(PROVIDED PASSAGE Opens)

Al Gore Discusses the Climate and Coronavirus
Laws may play a role addressing climate issues, former vice president Al Gore says, but one thing will make the most difference: the advancement of sustainability.
Speaking during a virtual discussion hosted earlier last week by Reuters news agency, he said, “We are seeing a sustainability revolution that has the magnitude of the industrial revolution with the speed of the digital revolution. We are seeing the kind of cost-reduction curves for solar, wind, batteries and electric vehicles — and thousands of hyper-efficiency technologies, the same kind of cost-down curve that we saw with computer chips, mobile phones and flat-screen TVs. The response to R&D leads to lower cost and, simultaneously, much higher quality.”
Five years ago, electricity from solar and wind was cheaper than electricity from new coal and gas plants in 1 percent of the world, Gore said, while today, renewable electricity is cheaper than new fossil electricity in two-thirds of the world. He predicts that five years from now, it will be cheaper in nearly 100 percent of the world.
Contributing to the change are that fossil-fuel plants are being shut down, Gore said, citing examples of General Electric’s shuttering of the Inland Empire Energy Center, a natural-gas plant, 20 years earlier than scheduled, and Florida Power & Light’s move to close two natural-gas plants and replace them with a solar-powered battery system. “We’re seeing this happen all over the world,” he said. “In 2019, if you look at all the new electricity generation installed worldwide, 80 percent of it was solar and wind — and those numbers are still increasing.”
Gore also discussed the immediacy of addressing climate change, which he considers no less of a priority amid the coronavirus (COVID-19) pandemic.
The two crises are related in that they have similarities, he said. “The pandemic reminds us that when the leading scientists who understand the most about the challenges we face are … trying to warn us of an impending disaster, it’s best to pay attention,” he said. “And for quite a few years, the best epidemiologists and virologists have been loudly warning us of a pandemic almost identical to the one we’re struggling to overcome now.”

(PROVIDED PASSAGE Closes)

▶ _TASK INSTRUCTIONS_
A - In the Al Gore article, what share of all new electricity generation installed worldwide in 2019 was solar and wind?
B - Does the Al Gore article support each statement? Answer yes or no for each and quote the words that decide it.
(i) Gore says renewable electricity is now cheaper than new fossil electricity in two-thirds of the world.
(ii) General Electric closed the Inland Empire Energy Center later than scheduled.
(iii) Gore treats climate change as a lower priority during the coronavirus pandemic.
C - The Al Gore article compares the falling costs of renewable technologies with the cost-down curve seen earlier for other products. List those earlier products.
The lines that come after the Al Gore article are separate material.

(DATA EXTRACTS Opens)

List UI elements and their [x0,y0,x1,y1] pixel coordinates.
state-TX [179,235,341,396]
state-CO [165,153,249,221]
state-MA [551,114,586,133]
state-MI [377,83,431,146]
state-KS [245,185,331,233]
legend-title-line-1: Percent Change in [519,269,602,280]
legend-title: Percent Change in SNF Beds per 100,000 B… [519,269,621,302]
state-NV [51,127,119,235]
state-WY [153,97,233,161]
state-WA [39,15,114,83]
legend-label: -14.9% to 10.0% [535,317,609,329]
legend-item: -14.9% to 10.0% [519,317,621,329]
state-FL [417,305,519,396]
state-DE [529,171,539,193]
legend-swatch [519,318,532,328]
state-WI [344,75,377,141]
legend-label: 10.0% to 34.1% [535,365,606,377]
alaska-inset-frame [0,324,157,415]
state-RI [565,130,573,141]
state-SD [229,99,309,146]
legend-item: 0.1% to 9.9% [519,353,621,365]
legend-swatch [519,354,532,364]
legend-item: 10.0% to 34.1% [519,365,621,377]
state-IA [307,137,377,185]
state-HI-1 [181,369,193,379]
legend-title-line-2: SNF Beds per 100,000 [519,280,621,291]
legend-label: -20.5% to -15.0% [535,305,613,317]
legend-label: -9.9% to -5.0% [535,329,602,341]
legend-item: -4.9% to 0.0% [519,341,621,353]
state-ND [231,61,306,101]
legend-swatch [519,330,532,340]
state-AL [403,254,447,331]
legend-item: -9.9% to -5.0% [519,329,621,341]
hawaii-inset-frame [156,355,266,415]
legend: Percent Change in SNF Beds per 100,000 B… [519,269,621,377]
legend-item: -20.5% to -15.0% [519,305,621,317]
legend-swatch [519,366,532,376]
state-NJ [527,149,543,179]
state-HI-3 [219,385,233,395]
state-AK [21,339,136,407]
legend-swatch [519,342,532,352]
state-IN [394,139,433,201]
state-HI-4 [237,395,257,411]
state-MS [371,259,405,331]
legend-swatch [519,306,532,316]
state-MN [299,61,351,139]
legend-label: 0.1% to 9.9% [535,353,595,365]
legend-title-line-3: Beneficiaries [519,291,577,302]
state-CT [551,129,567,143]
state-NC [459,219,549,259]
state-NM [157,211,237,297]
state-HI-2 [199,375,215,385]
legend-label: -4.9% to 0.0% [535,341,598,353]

(DATA EXTRACTS Closes)

▶ _NUMBERED ANSWERS_
A - 80 percent.

B -
(i) Yes: "today, renewable electricity is cheaper than new fossil electricity in two-thirds of the world"
(ii) No: "20 years earlier than scheduled"
(iii) No: "which he considers no less of a priority amid the coronavirus (COVID-19) pandemic"

C - Computer chips, mobile phones, flat-screen TVs